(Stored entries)

# # # # # # #

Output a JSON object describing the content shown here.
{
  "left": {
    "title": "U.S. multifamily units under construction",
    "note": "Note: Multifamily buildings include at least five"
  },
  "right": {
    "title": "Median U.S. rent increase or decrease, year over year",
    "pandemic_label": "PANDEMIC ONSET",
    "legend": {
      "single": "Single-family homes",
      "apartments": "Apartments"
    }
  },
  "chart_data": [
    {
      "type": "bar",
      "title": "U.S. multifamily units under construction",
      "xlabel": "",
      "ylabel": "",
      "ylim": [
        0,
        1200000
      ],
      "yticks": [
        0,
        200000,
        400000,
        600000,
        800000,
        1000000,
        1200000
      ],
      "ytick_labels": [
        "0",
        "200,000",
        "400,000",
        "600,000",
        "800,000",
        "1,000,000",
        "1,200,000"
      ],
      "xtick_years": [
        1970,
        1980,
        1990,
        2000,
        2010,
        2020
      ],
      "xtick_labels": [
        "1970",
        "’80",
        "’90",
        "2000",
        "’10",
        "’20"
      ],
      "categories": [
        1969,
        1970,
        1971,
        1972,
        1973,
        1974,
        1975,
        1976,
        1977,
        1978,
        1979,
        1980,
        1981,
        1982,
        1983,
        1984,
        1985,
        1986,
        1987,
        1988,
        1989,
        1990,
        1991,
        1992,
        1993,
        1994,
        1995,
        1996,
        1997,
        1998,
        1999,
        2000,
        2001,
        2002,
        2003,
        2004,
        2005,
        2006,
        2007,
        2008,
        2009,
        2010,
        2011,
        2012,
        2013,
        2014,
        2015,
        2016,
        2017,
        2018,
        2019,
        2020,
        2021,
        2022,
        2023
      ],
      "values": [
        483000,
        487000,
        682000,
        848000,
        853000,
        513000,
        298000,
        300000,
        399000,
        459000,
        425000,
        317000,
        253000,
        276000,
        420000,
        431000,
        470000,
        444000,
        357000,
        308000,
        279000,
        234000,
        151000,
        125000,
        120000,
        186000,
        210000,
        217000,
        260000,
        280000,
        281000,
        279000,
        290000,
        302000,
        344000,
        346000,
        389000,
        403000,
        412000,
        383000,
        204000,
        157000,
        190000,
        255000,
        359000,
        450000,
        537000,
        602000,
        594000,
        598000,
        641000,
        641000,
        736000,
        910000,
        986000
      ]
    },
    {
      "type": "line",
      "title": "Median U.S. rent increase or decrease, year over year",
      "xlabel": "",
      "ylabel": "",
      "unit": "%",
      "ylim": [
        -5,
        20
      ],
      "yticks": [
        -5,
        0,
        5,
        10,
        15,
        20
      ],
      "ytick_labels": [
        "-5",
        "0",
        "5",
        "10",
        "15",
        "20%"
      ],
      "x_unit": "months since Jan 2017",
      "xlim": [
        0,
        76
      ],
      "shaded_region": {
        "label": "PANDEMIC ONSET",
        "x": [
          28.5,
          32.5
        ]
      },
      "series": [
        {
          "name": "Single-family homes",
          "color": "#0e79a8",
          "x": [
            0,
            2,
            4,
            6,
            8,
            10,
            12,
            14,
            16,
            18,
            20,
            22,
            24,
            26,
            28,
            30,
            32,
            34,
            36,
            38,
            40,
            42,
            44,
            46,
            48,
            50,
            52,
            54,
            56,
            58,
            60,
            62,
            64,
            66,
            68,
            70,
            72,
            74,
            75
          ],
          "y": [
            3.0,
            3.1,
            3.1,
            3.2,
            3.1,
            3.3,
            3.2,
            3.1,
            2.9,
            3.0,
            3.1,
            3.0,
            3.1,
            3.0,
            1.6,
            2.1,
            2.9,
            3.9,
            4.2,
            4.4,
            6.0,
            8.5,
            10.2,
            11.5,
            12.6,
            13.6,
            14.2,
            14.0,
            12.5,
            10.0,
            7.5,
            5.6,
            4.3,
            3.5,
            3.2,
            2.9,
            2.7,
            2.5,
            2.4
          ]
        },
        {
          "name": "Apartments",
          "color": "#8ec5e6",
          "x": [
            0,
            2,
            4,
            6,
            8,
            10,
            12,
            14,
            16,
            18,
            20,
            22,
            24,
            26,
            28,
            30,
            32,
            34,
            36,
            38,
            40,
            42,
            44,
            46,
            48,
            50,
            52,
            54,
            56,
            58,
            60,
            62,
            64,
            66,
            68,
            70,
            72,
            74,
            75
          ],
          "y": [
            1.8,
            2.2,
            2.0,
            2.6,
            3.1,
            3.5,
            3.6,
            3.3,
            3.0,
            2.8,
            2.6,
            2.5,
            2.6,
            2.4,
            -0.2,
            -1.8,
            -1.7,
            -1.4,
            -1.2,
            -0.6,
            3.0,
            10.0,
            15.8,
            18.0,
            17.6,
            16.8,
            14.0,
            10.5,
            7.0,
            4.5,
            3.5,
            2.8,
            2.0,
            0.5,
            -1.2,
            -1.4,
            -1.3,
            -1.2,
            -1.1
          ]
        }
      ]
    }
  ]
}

# # # # # # #

• WRITTEN PROBLEM: Copy down every line of the entries containing the word "units".

• WRITTEN RESPONSE:
    "title": "U.S. multifamily units under construction",
      "title": "U.S. multifamily units under construction",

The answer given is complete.